◆ Page element annotations
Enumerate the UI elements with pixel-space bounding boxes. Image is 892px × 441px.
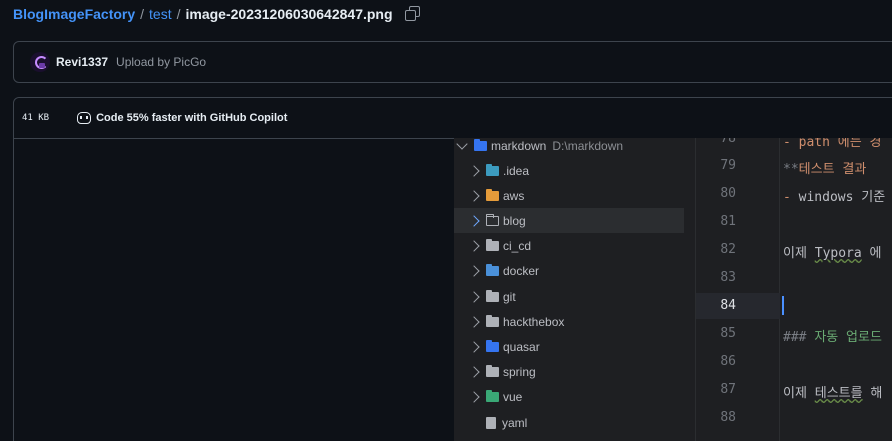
folder-icon <box>486 339 499 352</box>
code-markup: - <box>783 190 799 205</box>
line-number: 87 <box>720 382 736 397</box>
code-line: - path 에는 경 <box>783 138 882 150</box>
folder-icon <box>486 188 499 201</box>
file-header: 41 KB Code 55% faster with GitHub Copilo… <box>14 98 892 139</box>
breadcrumb-separator: / <box>140 6 145 22</box>
line-number-current: 84 <box>720 298 736 313</box>
chevron-right-icon <box>468 290 480 303</box>
code-text: 이제 <box>783 386 815 401</box>
code-text: 해 <box>862 386 883 401</box>
folder-icon <box>486 289 499 302</box>
tree-item-label: spring <box>503 364 536 379</box>
chevron-down-icon <box>456 138 468 150</box>
avatar[interactable] <box>30 52 50 72</box>
breadcrumb-separator: / <box>176 6 181 22</box>
chevron-right-icon <box>468 340 480 353</box>
line-number: 82 <box>720 242 736 257</box>
latest-commit-box: Revi1337 Upload by PicGo <box>13 41 892 83</box>
folder-icon <box>486 389 499 402</box>
copilot-promo-button[interactable]: Code 55% faster with GitHub Copilot <box>77 112 287 124</box>
folder-icon <box>486 263 499 276</box>
line-number: 78 <box>720 138 736 146</box>
code-markup: ### <box>783 330 815 345</box>
tree-item[interactable]: vue <box>454 384 696 409</box>
code-text: 에 <box>861 246 882 261</box>
folder-icon <box>486 213 499 226</box>
tree-root-label: markdown <box>491 138 547 153</box>
tree-item[interactable]: spring <box>454 359 696 384</box>
folder-icon <box>486 238 499 251</box>
code-line: - windows 기준 <box>783 186 885 205</box>
line-number: 80 <box>720 186 736 201</box>
code-text: 자동 업로드 <box>814 330 882 345</box>
code-editor[interactable]: - path 에는 경 **테스트 결과 - windows 기준 이제 Typ… <box>780 138 892 441</box>
tree-item[interactable]: .idea <box>454 158 696 183</box>
line-number: 86 <box>720 354 736 369</box>
copilot-promo-label: Code 55% faster with GitHub Copilot <box>96 112 288 124</box>
code-text: 테스트를 <box>814 386 863 401</box>
chevron-right-icon <box>468 264 480 277</box>
chevron-right-icon <box>468 239 480 252</box>
code-text: Typora <box>814 246 862 261</box>
commit-message-link[interactable]: Upload by PicGo <box>116 55 206 69</box>
tree-item[interactable]: yaml <box>454 410 696 435</box>
tree-item-label: hackthebox <box>503 314 565 329</box>
tree-item[interactable]: ci_cd <box>454 233 696 258</box>
tree-item-selected[interactable]: blog <box>454 208 684 233</box>
chevron-right-icon <box>468 164 480 177</box>
code-text: 테스트 결과 <box>798 162 867 177</box>
line-number: 83 <box>720 270 736 285</box>
code-line: 이제 Typora 에 <box>783 242 882 261</box>
folder-icon <box>486 364 499 377</box>
tree-item-label: docker <box>503 263 540 278</box>
line-number: 88 <box>720 410 736 425</box>
breadcrumb: BlogImageFactory / test / image-20231206… <box>13 5 421 23</box>
tree-item-label: aws <box>503 188 525 203</box>
folder-icon <box>474 138 487 151</box>
code-line: 이제 테스트를 해 <box>783 382 882 401</box>
tree-item-label: quasar <box>503 339 540 354</box>
tree-root[interactable]: markdown D:\markdown <box>454 138 696 158</box>
tree-item[interactable]: hackthebox <box>454 309 696 334</box>
project-tree: markdown D:\markdown .idea aws blog ci_c… <box>454 138 696 441</box>
folder-icon <box>486 163 499 176</box>
breadcrumb-folder-link[interactable]: test <box>149 6 172 22</box>
breadcrumb-repo-link[interactable]: BlogImageFactory <box>13 6 135 22</box>
tree-root-path: D:\markdown <box>552 138 624 153</box>
tree-item-label: blog <box>503 213 526 228</box>
copilot-icon <box>77 112 92 124</box>
code-text: windows 기준 <box>798 190 886 205</box>
tree-item-label: vue <box>503 389 523 404</box>
file-size: 41 KB <box>22 113 50 123</box>
chevron-right-icon <box>468 315 480 328</box>
tree-item[interactable]: quasar <box>454 334 696 359</box>
code-text: 이제 <box>783 246 815 261</box>
file-icon <box>486 416 496 429</box>
line-number-gutter: 78 79 80 81 82 83 84 85 86 87 88 <box>696 138 780 441</box>
copy-path-icon[interactable] <box>404 6 421 22</box>
commit-author-link[interactable]: Revi1337 <box>56 55 108 69</box>
chevron-right-icon <box>468 365 480 378</box>
line-number: 79 <box>720 158 736 173</box>
code-text: - path 에는 경 <box>783 138 882 150</box>
folder-icon <box>486 314 499 327</box>
tree-item-label: ci_cd <box>503 238 532 253</box>
tree-item[interactable]: aws <box>454 183 696 208</box>
chevron-right-icon <box>468 189 480 202</box>
tree-item-label: .idea <box>503 163 530 178</box>
tree-item[interactable]: git <box>454 284 696 309</box>
code-markup: ** <box>783 162 799 177</box>
image-preview: markdown D:\markdown .idea aws blog ci_c… <box>454 138 892 441</box>
code-line: ### 자동 업로드 <box>783 326 882 345</box>
breadcrumb-file-name: image-20231206030642847.png <box>185 6 393 22</box>
chevron-right-icon <box>468 390 480 403</box>
code-line: **테스트 결과 <box>783 158 866 177</box>
tree-item[interactable]: docker <box>454 258 696 283</box>
line-number: 85 <box>720 326 736 341</box>
tree-item-label: git <box>503 289 516 304</box>
tree-item-label: yaml <box>502 415 528 430</box>
text-caret <box>782 296 784 315</box>
line-number: 81 <box>720 214 736 229</box>
chevron-right-icon <box>468 214 480 227</box>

◆ EXERCISE
Reproduce every row above word for word, leaving out the pictures.

◆ FINISHED ANSWER
Enumerate the UI elements with pixel-space bounding boxes. Image is 892px × 441px.
folder-icon <box>486 339 499 352</box>
code-markup: - <box>783 190 799 205</box>
line-number: 87 <box>720 382 736 397</box>
code-line: - path 에는 경 <box>783 138 882 150</box>
folder-icon <box>486 188 499 201</box>
file-header: 41 KB Code 55% faster with GitHub Copilo… <box>14 98 892 139</box>
breadcrumb-separator: / <box>140 6 145 22</box>
line-number-current: 84 <box>720 298 736 313</box>
chevron-right-icon <box>468 290 480 303</box>
code-text: 이제 <box>783 386 815 401</box>
code-text: 해 <box>862 386 883 401</box>
folder-icon <box>486 289 499 302</box>
tree-item-label: spring <box>503 364 536 379</box>
chevron-down-icon <box>456 138 468 150</box>
avatar[interactable] <box>30 52 50 72</box>
breadcrumb-separator: / <box>176 6 181 22</box>
chevron-right-icon <box>468 340 480 353</box>
line-number: 82 <box>720 242 736 257</box>
latest-commit-box: Revi1337 Upload by PicGo <box>13 41 892 83</box>
folder-icon <box>486 389 499 402</box>
copilot-promo-button[interactable]: Code 55% faster with GitHub Copilot <box>77 112 287 124</box>
folder-icon <box>486 263 499 276</box>
line-number: 78 <box>720 138 736 146</box>
code-markup: ### <box>783 330 815 345</box>
tree-item[interactable]: vue <box>454 384 696 409</box>
code-text: 에 <box>861 246 882 261</box>
folder-icon <box>486 213 499 226</box>
tree-root-label: markdown <box>491 138 547 153</box>
tree-item[interactable]: spring <box>454 359 696 384</box>
folder-icon <box>486 238 499 251</box>
code-line: - windows 기준 <box>783 186 885 205</box>
line-number: 80 <box>720 186 736 201</box>
code-text: 자동 업로드 <box>814 330 882 345</box>
code-editor[interactable]: - path 에는 경 **테스트 결과 - windows 기준 이제 Typ… <box>780 138 892 441</box>
tree-item[interactable]: .idea <box>454 158 696 183</box>
line-number: 86 <box>720 354 736 369</box>
copilot-promo-label: Code 55% faster with GitHub Copilot <box>96 112 288 124</box>
code-text: 테스트를 <box>814 386 863 401</box>
chevron-right-icon <box>468 264 480 277</box>
chevron-right-icon <box>468 239 480 252</box>
code-text: Typora <box>814 246 862 261</box>
commit-message-link[interactable]: Upload by PicGo <box>116 55 206 69</box>
tree-item[interactable]: yaml <box>454 410 696 435</box>
tree-item-label: hackthebox <box>503 314 565 329</box>
tree-item[interactable]: ci_cd <box>454 233 696 258</box>
tree-item-selected[interactable]: blog <box>454 208 684 233</box>
chevron-right-icon <box>468 164 480 177</box>
code-text: 테스트 결과 <box>798 162 867 177</box>
line-number: 83 <box>720 270 736 285</box>
code-line: 이제 Typora 에 <box>783 242 882 261</box>
folder-icon <box>486 364 499 377</box>
tree-item-label: docker <box>503 263 540 278</box>
line-number: 88 <box>720 410 736 425</box>
breadcrumb: BlogImageFactory / test / image-20231206… <box>13 5 421 23</box>
tree-item-label: aws <box>503 188 525 203</box>
folder-icon <box>474 138 487 151</box>
code-line: 이제 테스트를 해 <box>783 382 882 401</box>
tree-item-label: quasar <box>503 339 540 354</box>
tree-root[interactable]: markdown D:\markdown <box>454 138 696 158</box>
tree-item[interactable]: hackthebox <box>454 309 696 334</box>
project-tree: markdown D:\markdown .idea aws blog ci_c… <box>454 138 696 441</box>
folder-icon <box>486 163 499 176</box>
breadcrumb-folder-link[interactable]: test <box>149 6 172 22</box>
breadcrumb-repo-link[interactable]: BlogImageFactory <box>13 6 135 22</box>
tree-root-path: D:\markdown <box>552 138 624 153</box>
tree-item-label: blog <box>503 213 526 228</box>
copilot-icon <box>77 112 92 124</box>
code-text: windows 기준 <box>798 190 886 205</box>
tree-item-label: vue <box>503 389 523 404</box>
file-size: 41 KB <box>22 113 50 123</box>
chevron-right-icon <box>468 315 480 328</box>
tree-item[interactable]: quasar <box>454 334 696 359</box>
code-text: 이제 <box>783 246 815 261</box>
file-icon <box>486 416 496 429</box>
line-number-gutter: 78 79 80 81 82 83 84 85 86 87 88 <box>696 138 780 441</box>
copy-path-icon[interactable] <box>404 6 421 22</box>
commit-author-link[interactable]: Revi1337 <box>56 55 108 69</box>
chevron-right-icon <box>468 365 480 378</box>
line-number: 79 <box>720 158 736 173</box>
code-text: - path 에는 경 <box>783 138 882 150</box>
folder-icon <box>486 314 499 327</box>
tree-item-label: ci_cd <box>503 238 532 253</box>
tree-item[interactable]: aws <box>454 183 696 208</box>
chevron-right-icon <box>468 189 480 202</box>
tree-item-label: .idea <box>503 163 530 178</box>
tree-item[interactable]: git <box>454 284 696 309</box>
code-markup: ** <box>783 162 799 177</box>
image-preview: markdown D:\markdown .idea aws blog ci_c… <box>454 138 892 441</box>
code-line: ### 자동 업로드 <box>783 326 882 345</box>
breadcrumb-file-name: image-20231206030642847.png <box>185 6 393 22</box>
chevron-right-icon <box>468 390 480 403</box>
code-line: **테스트 결과 <box>783 158 866 177</box>
tree-item[interactable]: docker <box>454 258 696 283</box>
line-number: 85 <box>720 326 736 341</box>
tree-item-label: git <box>503 289 516 304</box>
tree-item-label: yaml <box>502 415 528 430</box>
text-caret <box>782 296 784 315</box>
line-number: 81 <box>720 214 736 229</box>
chevron-right-icon <box>468 214 480 227</box>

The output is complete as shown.